__Problem requirements__:
Extract all lines that hold the string "with".

__Excerpted records__:

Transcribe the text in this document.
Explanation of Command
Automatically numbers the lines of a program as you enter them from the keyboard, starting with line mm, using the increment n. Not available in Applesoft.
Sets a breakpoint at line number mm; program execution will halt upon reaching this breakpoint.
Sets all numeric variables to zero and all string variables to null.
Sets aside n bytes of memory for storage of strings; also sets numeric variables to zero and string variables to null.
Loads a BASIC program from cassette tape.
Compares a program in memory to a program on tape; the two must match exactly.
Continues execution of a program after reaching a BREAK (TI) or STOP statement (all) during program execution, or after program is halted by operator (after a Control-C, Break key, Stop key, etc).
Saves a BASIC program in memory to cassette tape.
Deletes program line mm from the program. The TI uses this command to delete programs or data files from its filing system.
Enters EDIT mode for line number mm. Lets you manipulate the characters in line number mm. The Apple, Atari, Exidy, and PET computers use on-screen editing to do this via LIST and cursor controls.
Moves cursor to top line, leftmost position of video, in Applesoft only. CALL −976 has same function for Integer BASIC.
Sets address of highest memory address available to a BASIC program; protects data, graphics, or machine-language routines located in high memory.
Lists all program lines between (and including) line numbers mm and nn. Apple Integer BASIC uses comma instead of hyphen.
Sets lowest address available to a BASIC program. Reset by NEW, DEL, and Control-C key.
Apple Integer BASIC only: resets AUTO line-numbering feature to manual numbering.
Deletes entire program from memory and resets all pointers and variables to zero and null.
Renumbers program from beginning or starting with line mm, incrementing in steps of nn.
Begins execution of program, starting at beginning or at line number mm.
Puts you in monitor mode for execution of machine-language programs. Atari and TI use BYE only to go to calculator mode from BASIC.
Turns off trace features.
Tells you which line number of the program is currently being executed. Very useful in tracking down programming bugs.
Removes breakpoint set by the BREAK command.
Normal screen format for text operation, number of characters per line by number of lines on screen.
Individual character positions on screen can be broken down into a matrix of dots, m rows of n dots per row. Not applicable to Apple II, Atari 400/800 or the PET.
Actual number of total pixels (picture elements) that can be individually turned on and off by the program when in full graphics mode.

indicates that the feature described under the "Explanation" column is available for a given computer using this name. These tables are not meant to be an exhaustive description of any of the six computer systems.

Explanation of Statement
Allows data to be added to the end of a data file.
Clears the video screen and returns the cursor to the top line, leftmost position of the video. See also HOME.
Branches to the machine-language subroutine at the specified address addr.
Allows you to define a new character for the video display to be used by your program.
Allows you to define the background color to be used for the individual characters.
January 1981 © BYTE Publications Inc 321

__Task answer__:
Automatically numbers the lines of a program as you enter them from the keyboard, starting with line mm, using the increment n. Not available in Applesoft.
Renumbers program from beginning or starting with line mm, incrementing in steps of nn.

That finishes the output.